# Task requirements:
Return a copy of every line in the records that includes the word "Market".

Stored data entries
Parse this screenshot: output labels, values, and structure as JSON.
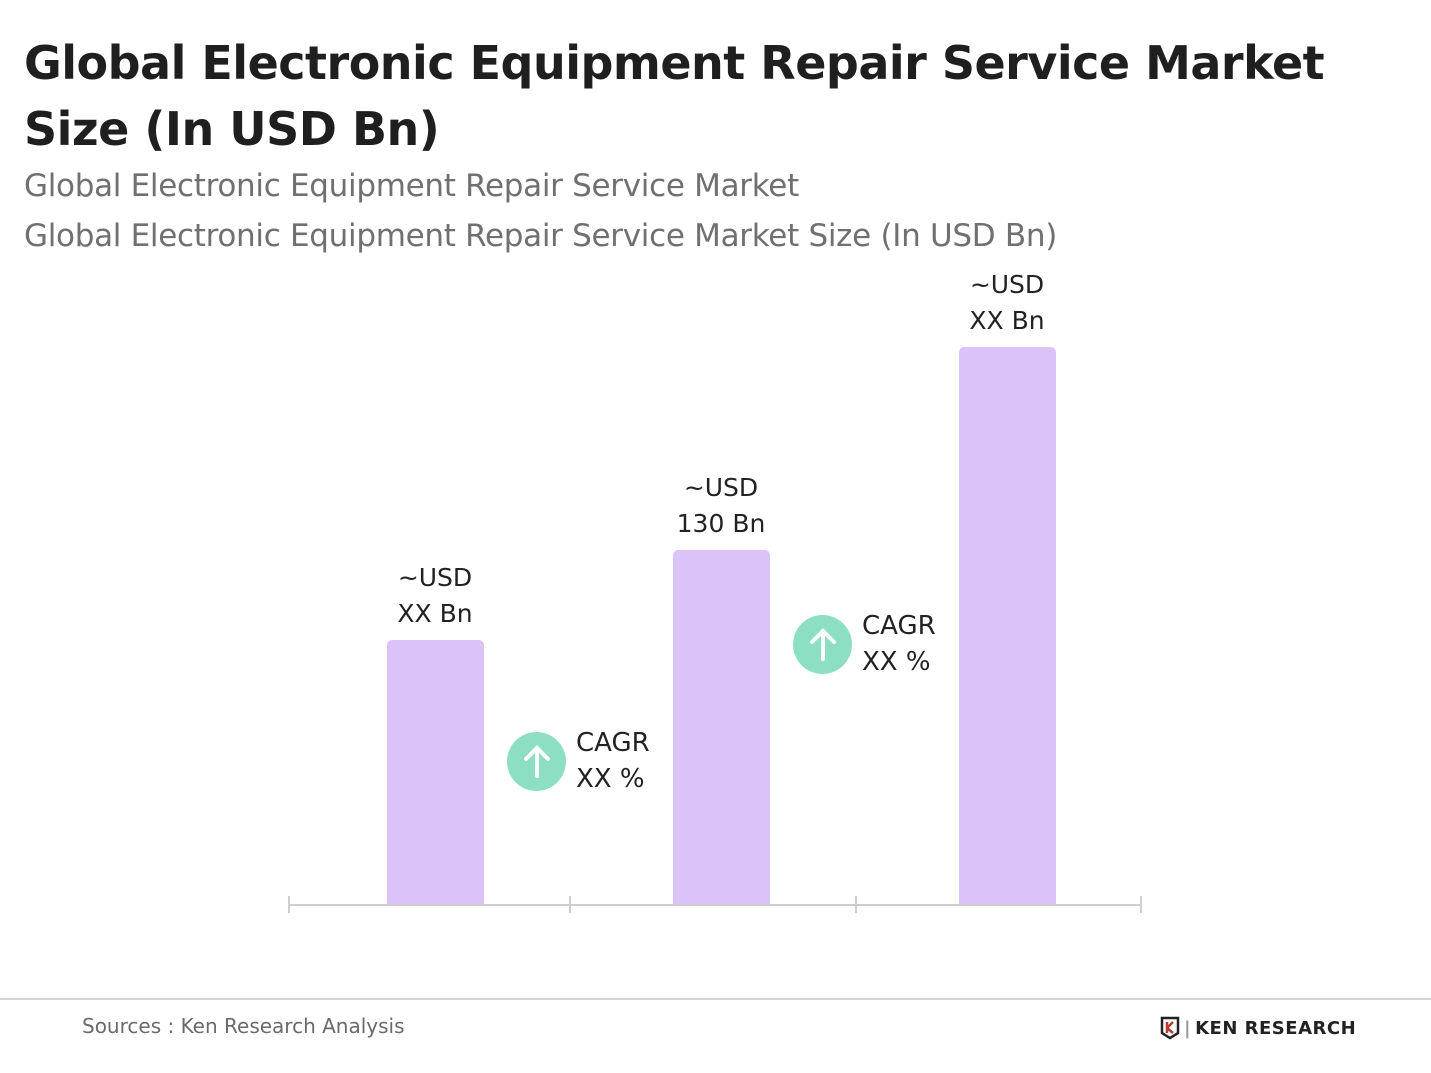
{
  "title": "Global Electronic Equipment Repair Service Market Size (In USD Bn)",
  "subtitle1": "Global Electronic Equipment Repair Service Market",
  "subtitle2": "Global Electronic Equipment Repair Service Market Size (In USD Bn)",
  "chart_data": {
    "type": "bar",
    "title": "Global Electronic Equipment Repair Service Market Size (In USD Bn)",
    "categories": [
      "",
      "",
      ""
    ],
    "values": [
      97,
      130,
      204
    ],
    "data_labels": [
      [
        "~USD",
        "XX Bn"
      ],
      [
        "~USD",
        "130 Bn"
      ],
      [
        "~USD",
        "XX Bn"
      ]
    ],
    "ylim": [
      0,
      210
    ],
    "grid": false,
    "bar_color": "#dcc3f7",
    "annotations": [
      {
        "icon": "arrow-up-icon",
        "line1": "CAGR",
        "line2": "XX %",
        "color": "#8ddfc4"
      },
      {
        "icon": "arrow-up-icon",
        "line1": "CAGR",
        "line2": "XX %",
        "color": "#8ddfc4"
      }
    ]
  },
  "footer": {
    "source": "Sources : Ken Research Analysis",
    "logo": "KEN RESEARCH"
  }
}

# Written response:
  "title": "Global Electronic Equipment Repair Service Market Size (In USD Bn)",
  "subtitle1": "Global Electronic Equipment Repair Service Market",
  "subtitle2": "Global Electronic Equipment Repair Service Market Size (In USD Bn)",
    "title": "Global Electronic Equipment Repair Service Market Size (In USD Bn)",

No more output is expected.